* Data to use *

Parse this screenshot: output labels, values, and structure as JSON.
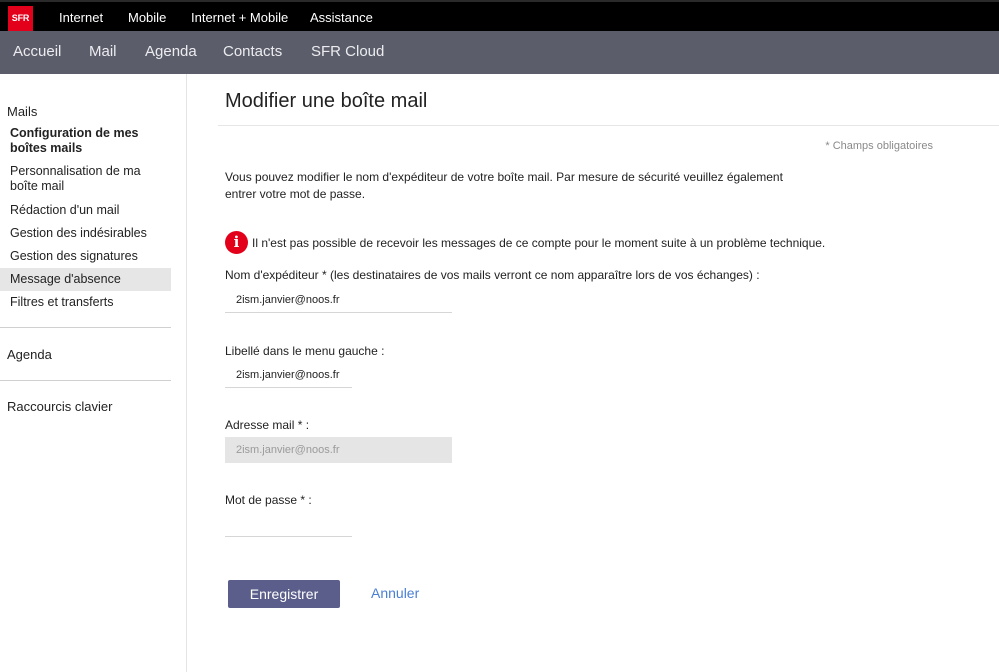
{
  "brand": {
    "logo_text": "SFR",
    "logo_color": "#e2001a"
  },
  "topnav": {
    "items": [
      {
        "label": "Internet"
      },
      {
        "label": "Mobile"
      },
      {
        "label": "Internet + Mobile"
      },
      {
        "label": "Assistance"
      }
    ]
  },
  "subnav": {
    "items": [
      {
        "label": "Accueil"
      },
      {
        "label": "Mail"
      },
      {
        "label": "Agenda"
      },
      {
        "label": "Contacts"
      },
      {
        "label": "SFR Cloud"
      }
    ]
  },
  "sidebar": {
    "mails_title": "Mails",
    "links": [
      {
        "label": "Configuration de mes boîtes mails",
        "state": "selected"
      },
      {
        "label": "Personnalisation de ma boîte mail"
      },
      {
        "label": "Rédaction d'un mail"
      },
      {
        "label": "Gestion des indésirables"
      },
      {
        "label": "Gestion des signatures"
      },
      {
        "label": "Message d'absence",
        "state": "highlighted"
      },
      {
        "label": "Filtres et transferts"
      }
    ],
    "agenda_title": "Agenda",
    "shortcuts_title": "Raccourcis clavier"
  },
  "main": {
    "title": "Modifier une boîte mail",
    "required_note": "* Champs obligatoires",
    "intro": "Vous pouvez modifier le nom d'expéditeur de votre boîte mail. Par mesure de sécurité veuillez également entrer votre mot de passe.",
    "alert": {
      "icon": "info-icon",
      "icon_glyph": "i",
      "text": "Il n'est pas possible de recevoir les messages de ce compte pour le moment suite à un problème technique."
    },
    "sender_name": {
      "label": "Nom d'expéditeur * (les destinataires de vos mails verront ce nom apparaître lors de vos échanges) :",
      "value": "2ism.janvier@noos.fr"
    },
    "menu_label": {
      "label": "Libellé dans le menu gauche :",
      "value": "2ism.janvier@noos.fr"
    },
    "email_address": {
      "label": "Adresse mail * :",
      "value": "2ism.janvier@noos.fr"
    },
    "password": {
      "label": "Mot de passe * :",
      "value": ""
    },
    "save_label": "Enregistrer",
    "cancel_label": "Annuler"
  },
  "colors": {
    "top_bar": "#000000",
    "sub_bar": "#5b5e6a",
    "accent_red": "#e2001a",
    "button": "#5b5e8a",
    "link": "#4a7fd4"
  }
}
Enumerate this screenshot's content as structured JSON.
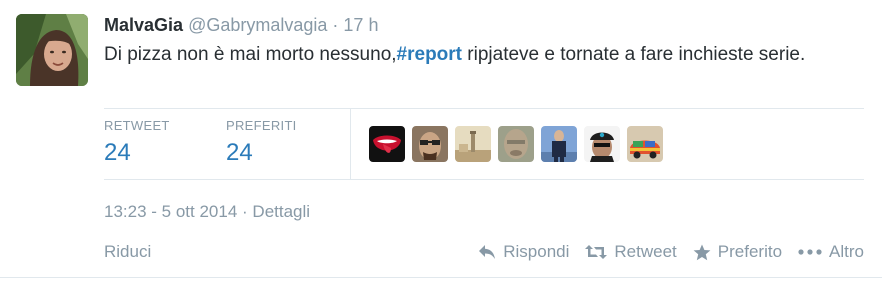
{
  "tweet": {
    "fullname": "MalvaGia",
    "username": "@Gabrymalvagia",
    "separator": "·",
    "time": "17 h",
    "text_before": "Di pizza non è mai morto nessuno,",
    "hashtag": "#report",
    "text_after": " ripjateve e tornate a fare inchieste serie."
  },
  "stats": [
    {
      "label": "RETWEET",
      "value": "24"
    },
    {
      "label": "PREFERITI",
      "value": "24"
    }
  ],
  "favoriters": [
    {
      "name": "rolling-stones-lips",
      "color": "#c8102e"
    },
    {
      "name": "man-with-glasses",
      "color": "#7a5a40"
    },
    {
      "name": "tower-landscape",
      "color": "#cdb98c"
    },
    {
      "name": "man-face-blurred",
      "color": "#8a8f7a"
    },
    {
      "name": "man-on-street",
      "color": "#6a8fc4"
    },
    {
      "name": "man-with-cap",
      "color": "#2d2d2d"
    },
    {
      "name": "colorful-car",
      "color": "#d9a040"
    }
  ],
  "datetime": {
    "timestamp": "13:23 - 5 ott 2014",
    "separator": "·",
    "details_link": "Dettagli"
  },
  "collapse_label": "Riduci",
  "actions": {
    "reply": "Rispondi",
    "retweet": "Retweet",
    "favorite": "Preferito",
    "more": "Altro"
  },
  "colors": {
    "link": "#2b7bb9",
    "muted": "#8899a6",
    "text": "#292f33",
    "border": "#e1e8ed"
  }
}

...

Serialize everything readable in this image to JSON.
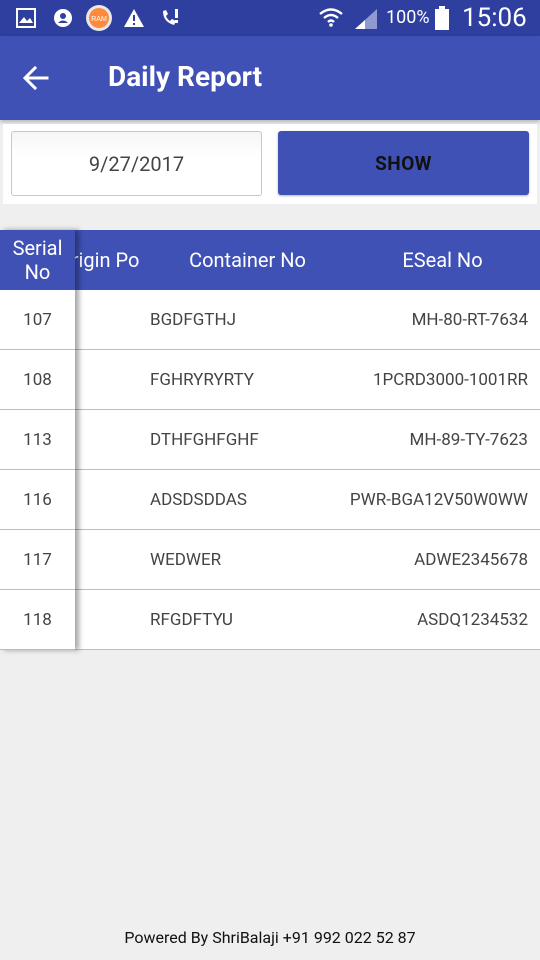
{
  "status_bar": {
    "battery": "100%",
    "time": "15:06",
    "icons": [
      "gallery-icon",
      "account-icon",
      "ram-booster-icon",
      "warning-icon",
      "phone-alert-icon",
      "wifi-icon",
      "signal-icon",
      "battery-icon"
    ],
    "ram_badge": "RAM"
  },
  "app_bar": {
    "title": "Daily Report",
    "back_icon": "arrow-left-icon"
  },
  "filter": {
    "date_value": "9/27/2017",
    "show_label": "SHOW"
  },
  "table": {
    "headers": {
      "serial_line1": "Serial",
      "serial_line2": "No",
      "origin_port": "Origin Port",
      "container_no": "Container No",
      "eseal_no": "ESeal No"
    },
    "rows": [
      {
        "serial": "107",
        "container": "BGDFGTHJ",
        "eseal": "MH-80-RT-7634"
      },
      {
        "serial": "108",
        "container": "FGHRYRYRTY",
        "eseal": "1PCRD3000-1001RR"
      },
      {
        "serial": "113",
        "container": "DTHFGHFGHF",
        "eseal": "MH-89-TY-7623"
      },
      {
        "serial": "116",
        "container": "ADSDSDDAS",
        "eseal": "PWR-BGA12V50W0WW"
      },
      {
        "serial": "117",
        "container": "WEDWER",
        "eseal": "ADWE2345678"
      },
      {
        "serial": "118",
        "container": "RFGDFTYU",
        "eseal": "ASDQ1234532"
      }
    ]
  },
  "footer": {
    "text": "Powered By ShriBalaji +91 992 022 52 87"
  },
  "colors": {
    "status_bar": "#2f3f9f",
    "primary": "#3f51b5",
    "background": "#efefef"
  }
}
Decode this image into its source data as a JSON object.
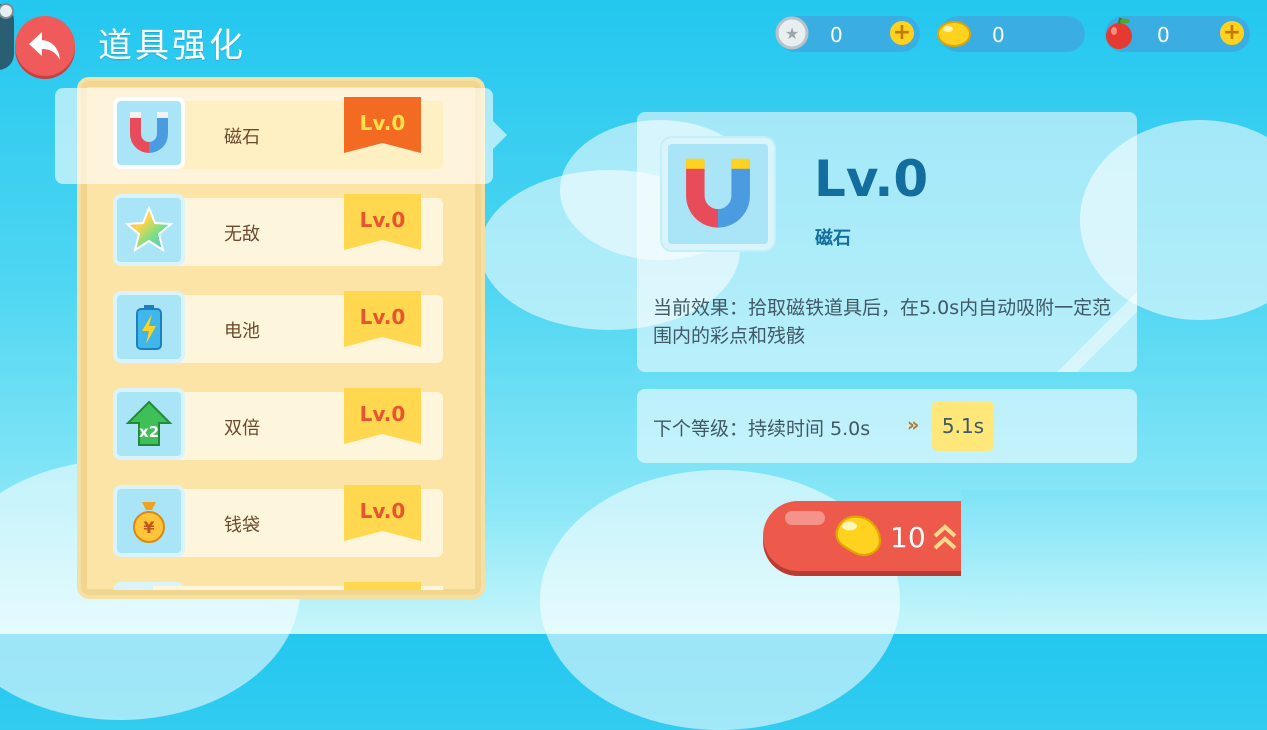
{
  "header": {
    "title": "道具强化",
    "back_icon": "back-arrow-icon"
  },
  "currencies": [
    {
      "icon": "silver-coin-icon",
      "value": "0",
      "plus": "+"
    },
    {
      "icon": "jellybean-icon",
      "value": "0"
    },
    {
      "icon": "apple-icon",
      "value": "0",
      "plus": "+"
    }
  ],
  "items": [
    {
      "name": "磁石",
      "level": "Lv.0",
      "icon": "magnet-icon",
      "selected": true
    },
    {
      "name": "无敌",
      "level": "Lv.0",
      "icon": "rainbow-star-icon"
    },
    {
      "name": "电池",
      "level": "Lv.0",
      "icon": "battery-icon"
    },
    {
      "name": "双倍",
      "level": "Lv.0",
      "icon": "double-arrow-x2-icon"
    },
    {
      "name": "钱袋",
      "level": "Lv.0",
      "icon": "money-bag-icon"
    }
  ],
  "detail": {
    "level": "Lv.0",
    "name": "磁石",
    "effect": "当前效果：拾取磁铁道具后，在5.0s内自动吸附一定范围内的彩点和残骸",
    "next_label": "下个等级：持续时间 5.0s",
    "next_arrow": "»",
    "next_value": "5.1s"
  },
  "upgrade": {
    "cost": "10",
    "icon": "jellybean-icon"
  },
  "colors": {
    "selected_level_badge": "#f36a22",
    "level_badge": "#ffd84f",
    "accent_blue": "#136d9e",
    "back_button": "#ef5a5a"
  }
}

---

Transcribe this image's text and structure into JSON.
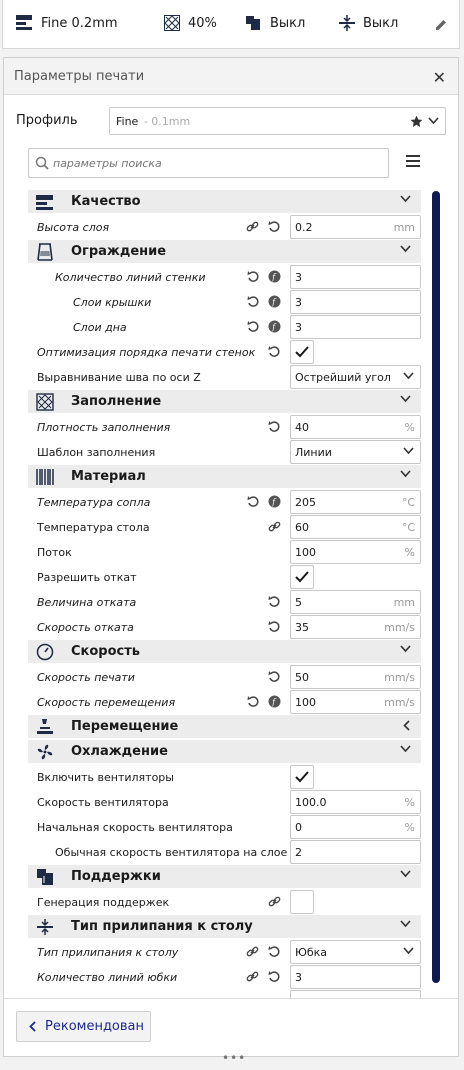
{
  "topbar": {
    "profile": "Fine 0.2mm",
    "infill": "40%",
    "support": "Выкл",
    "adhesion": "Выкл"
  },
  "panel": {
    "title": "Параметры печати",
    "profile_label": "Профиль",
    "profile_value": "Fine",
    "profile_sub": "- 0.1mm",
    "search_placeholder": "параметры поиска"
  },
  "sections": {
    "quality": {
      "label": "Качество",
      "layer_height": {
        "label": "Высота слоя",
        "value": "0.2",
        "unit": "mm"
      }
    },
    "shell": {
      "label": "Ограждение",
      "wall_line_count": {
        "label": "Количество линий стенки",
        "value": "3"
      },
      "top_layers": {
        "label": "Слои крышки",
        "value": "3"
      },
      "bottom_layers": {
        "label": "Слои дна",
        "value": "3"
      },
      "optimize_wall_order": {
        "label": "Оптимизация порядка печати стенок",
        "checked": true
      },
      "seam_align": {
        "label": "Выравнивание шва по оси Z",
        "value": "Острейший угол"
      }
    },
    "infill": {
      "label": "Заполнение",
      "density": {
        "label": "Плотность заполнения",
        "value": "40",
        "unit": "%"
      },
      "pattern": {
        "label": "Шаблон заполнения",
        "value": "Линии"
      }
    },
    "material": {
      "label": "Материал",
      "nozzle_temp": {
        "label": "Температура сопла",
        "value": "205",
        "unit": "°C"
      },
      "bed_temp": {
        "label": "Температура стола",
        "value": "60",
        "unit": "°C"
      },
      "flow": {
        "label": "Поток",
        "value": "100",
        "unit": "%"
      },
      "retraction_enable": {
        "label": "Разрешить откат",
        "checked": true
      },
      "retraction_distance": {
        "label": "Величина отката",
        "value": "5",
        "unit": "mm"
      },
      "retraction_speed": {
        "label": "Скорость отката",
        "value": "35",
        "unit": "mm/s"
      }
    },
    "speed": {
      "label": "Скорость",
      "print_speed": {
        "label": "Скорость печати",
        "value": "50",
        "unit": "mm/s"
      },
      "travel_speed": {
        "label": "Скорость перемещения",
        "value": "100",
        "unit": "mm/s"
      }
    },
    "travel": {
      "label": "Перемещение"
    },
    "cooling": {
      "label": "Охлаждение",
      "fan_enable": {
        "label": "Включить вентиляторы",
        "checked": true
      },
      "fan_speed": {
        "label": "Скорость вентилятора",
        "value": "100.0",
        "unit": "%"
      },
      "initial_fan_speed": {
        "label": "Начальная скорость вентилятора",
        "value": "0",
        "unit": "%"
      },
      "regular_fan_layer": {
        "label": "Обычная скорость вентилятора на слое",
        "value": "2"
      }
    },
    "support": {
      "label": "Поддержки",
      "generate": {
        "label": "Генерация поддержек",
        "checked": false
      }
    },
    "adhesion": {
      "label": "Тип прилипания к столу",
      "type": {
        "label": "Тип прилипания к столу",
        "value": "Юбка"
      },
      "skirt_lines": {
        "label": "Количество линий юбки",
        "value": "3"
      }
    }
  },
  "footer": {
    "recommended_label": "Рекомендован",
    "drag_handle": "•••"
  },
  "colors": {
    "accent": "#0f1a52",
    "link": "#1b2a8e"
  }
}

* Task directions *
Check each line above for "печати" and return the ones that have it.

* Output of the exercise *
    "title": "Параметры печати",
        "label": "Оптимизация порядка печати стенок",
        "label": "Скорость печати",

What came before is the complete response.